- _Task prompt_
Exactly as they appear, output all of the records. Skip any images.
┌─ Records for the exercise
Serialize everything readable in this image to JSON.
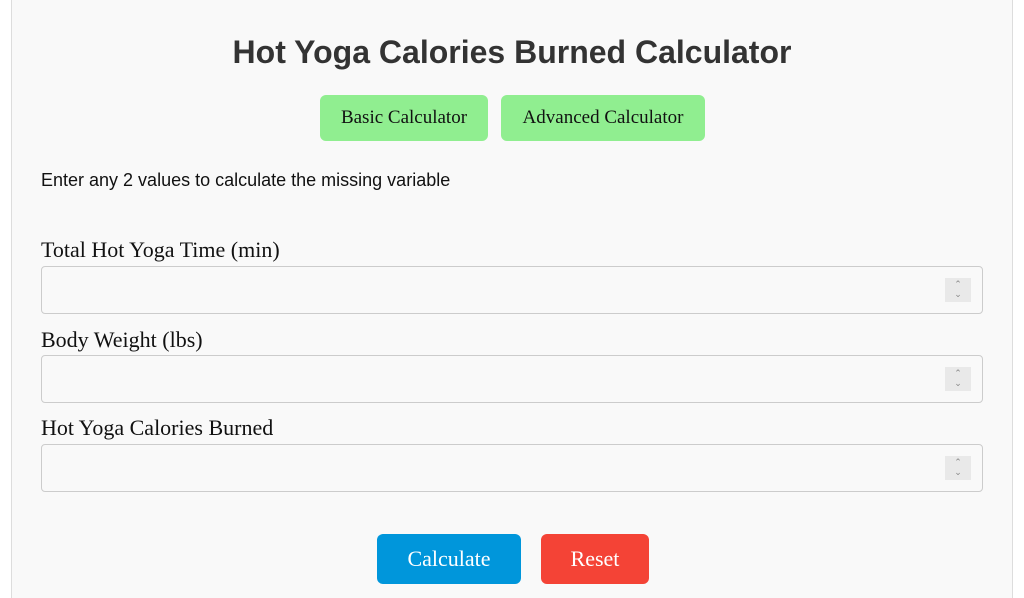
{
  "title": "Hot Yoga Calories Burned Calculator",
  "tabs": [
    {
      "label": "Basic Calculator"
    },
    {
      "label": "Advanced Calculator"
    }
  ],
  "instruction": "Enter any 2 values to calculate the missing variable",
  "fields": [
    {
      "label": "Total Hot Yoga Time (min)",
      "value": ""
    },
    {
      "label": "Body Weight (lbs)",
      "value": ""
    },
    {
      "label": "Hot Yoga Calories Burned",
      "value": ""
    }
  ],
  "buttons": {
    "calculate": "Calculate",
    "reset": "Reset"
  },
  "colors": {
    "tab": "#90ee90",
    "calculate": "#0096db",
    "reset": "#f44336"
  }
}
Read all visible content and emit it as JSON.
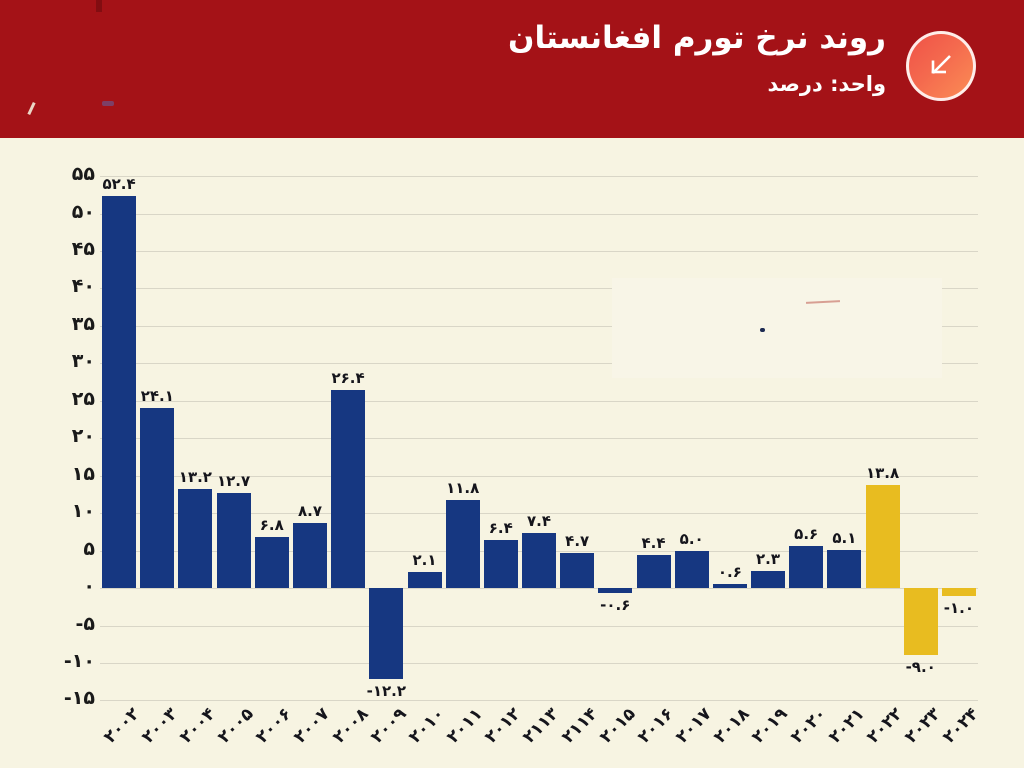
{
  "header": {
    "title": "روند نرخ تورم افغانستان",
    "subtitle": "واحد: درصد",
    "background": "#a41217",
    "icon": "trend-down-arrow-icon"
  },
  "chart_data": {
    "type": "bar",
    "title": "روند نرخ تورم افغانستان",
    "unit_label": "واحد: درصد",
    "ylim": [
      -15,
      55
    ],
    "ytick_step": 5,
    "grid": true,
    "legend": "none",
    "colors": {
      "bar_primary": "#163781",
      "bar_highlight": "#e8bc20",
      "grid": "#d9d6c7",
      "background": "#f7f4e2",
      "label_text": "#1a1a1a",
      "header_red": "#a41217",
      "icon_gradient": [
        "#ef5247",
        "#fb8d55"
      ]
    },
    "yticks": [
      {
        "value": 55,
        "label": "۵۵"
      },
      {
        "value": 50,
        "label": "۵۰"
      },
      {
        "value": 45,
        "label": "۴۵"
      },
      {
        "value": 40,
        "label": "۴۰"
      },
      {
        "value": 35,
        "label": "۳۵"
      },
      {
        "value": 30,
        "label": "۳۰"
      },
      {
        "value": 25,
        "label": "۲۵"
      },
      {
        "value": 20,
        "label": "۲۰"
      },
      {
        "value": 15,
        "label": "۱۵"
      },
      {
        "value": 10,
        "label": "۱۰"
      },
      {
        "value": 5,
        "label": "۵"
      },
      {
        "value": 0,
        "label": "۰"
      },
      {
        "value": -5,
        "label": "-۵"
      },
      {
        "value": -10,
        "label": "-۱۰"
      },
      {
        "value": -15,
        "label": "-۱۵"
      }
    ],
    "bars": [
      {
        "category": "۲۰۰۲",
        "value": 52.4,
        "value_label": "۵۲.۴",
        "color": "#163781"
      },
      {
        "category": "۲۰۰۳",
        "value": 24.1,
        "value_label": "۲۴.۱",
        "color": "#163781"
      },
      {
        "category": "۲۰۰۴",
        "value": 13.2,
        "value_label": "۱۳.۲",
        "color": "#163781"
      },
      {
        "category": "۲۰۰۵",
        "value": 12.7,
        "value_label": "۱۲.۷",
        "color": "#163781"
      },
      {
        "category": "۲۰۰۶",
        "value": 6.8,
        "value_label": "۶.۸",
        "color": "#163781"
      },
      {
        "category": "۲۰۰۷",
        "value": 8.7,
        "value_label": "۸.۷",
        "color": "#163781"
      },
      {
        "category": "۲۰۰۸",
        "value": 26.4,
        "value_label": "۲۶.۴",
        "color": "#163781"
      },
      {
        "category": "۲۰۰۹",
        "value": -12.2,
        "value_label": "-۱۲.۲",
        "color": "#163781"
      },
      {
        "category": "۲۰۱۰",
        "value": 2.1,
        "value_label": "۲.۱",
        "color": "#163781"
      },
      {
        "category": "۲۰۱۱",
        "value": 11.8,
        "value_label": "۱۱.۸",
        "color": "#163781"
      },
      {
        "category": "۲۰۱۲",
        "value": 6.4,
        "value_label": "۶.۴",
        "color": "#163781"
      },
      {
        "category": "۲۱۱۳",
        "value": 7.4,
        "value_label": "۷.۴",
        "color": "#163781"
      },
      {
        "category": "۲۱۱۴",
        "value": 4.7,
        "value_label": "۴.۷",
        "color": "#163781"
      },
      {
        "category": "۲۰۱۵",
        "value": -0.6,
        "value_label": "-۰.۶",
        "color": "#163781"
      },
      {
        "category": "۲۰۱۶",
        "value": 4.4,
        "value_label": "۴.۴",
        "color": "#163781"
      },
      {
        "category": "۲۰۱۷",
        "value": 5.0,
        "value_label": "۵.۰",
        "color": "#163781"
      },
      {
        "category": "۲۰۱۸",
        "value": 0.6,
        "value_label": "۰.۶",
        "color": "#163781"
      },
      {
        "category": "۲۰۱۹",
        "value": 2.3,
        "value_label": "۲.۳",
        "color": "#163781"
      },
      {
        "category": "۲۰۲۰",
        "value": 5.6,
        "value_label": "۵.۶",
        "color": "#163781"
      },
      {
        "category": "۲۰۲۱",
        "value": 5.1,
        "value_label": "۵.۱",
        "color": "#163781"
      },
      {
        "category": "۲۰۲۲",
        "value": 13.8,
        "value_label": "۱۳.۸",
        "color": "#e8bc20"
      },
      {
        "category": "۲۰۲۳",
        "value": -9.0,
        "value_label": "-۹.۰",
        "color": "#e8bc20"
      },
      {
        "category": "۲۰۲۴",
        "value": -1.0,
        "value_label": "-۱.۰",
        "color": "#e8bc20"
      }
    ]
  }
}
└─
- _Complete output_
Serialize everything readable in this image to JSON.
{
  "title": "Hot Yoga Calories Burned Calculator",
  "tabs": [
    {
      "label": "Basic Calculator"
    },
    {
      "label": "Advanced Calculator"
    }
  ],
  "instruction": "Enter any 2 values to calculate the missing variable",
  "fields": [
    {
      "label": "Total Hot Yoga Time (min)",
      "value": ""
    },
    {
      "label": "Body Weight (lbs)",
      "value": ""
    },
    {
      "label": "Hot Yoga Calories Burned",
      "value": ""
    }
  ],
  "buttons": {
    "calculate": "Calculate",
    "reset": "Reset"
  },
  "colors": {
    "tab": "#90ee90",
    "calculate": "#0096db",
    "reset": "#f44336"
  }
}
Read all visible content and emit it as JSON.
{
  "header": {
    "title": "روند نرخ تورم افغانستان",
    "subtitle": "واحد: درصد",
    "background": "#a41217",
    "icon": "trend-down-arrow-icon"
  },
  "chart_data": {
    "type": "bar",
    "title": "روند نرخ تورم افغانستان",
    "unit_label": "واحد: درصد",
    "ylim": [
      -15,
      55
    ],
    "ytick_step": 5,
    "grid": true,
    "legend": "none",
    "colors": {
      "bar_primary": "#163781",
      "bar_highlight": "#e8bc20",
      "grid": "#d9d6c7",
      "background": "#f7f4e2",
      "label_text": "#1a1a1a",
      "header_red": "#a41217",
      "icon_gradient": [
        "#ef5247",
        "#fb8d55"
      ]
    },
    "yticks": [
      {
        "value": 55,
        "label": "۵۵"
      },
      {
        "value": 50,
        "label": "۵۰"
      },
      {
        "value": 45,
        "label": "۴۵"
      },
      {
        "value": 40,
        "label": "۴۰"
      },
      {
        "value": 35,
        "label": "۳۵"
      },
      {
        "value": 30,
        "label": "۳۰"
      },
      {
        "value": 25,
        "label": "۲۵"
      },
      {
        "value": 20,
        "label": "۲۰"
      },
      {
        "value": 15,
        "label": "۱۵"
      },
      {
        "value": 10,
        "label": "۱۰"
      },
      {
        "value": 5,
        "label": "۵"
      },
      {
        "value": 0,
        "label": "۰"
      },
      {
        "value": -5,
        "label": "-۵"
      },
      {
        "value": -10,
        "label": "-۱۰"
      },
      {
        "value": -15,
        "label": "-۱۵"
      }
    ],
    "bars": [
      {
        "category": "۲۰۰۲",
        "value": 52.4,
        "value_label": "۵۲.۴",
        "color": "#163781"
      },
      {
        "category": "۲۰۰۳",
        "value": 24.1,
        "value_label": "۲۴.۱",
        "color": "#163781"
      },
      {
        "category": "۲۰۰۴",
        "value": 13.2,
        "value_label": "۱۳.۲",
        "color": "#163781"
      },
      {
        "category": "۲۰۰۵",
        "value": 12.7,
        "value_label": "۱۲.۷",
        "color": "#163781"
      },
      {
        "category": "۲۰۰۶",
        "value": 6.8,
        "value_label": "۶.۸",
        "color": "#163781"
      },
      {
        "category": "۲۰۰۷",
        "value": 8.7,
        "value_label": "۸.۷",
        "color": "#163781"
      },
      {
        "category": "۲۰۰۸",
        "value": 26.4,
        "value_label": "۲۶.۴",
        "color": "#163781"
      },
      {
        "category": "۲۰۰۹",
        "value": -12.2,
        "value_label": "-۱۲.۲",
        "color": "#163781"
      },
      {
        "category": "۲۰۱۰",
        "value": 2.1,
        "value_label": "۲.۱",
        "color": "#163781"
      },
      {
        "category": "۲۰۱۱",
        "value": 11.8,
        "value_label": "۱۱.۸",
        "color": "#163781"
      },
      {
        "category": "۲۰۱۲",
        "value": 6.4,
        "value_label": "۶.۴",
        "color": "#163781"
      },
      {
        "category": "۲۱۱۳",
        "value": 7.4,
        "value_label": "۷.۴",
        "color": "#163781"
      },
      {
        "category": "۲۱۱۴",
        "value": 4.7,
        "value_label": "۴.۷",
        "color": "#163781"
      },
      {
        "category": "۲۰۱۵",
        "value": -0.6,
        "value_label": "-۰.۶",
        "color": "#163781"
      },
      {
        "category": "۲۰۱۶",
        "value": 4.4,
        "value_label": "۴.۴",
        "color": "#163781"
      },
      {
        "category": "۲۰۱۷",
        "value": 5.0,
        "value_label": "۵.۰",
        "color": "#163781"
      },
      {
        "category": "۲۰۱۸",
        "value": 0.6,
        "value_label": "۰.۶",
        "color": "#163781"
      },
      {
        "category": "۲۰۱۹",
        "value": 2.3,
        "value_label": "۲.۳",
        "color": "#163781"
      },
      {
        "category": "۲۰۲۰",
        "value": 5.6,
        "value_label": "۵.۶",
        "color": "#163781"
      },
      {
        "category": "۲۰۲۱",
        "value": 5.1,
        "value_label": "۵.۱",
        "color": "#163781"
      },
      {
        "category": "۲۰۲۲",
        "value": 13.8,
        "value_label": "۱۳.۸",
        "color": "#e8bc20"
      },
      {
        "category": "۲۰۲۳",
        "value": -9.0,
        "value_label": "-۹.۰",
        "color": "#e8bc20"
      },
      {
        "category": "۲۰۲۴",
        "value": -1.0,
        "value_label": "-۱.۰",
        "color": "#e8bc20"
      }
    ]
  }
}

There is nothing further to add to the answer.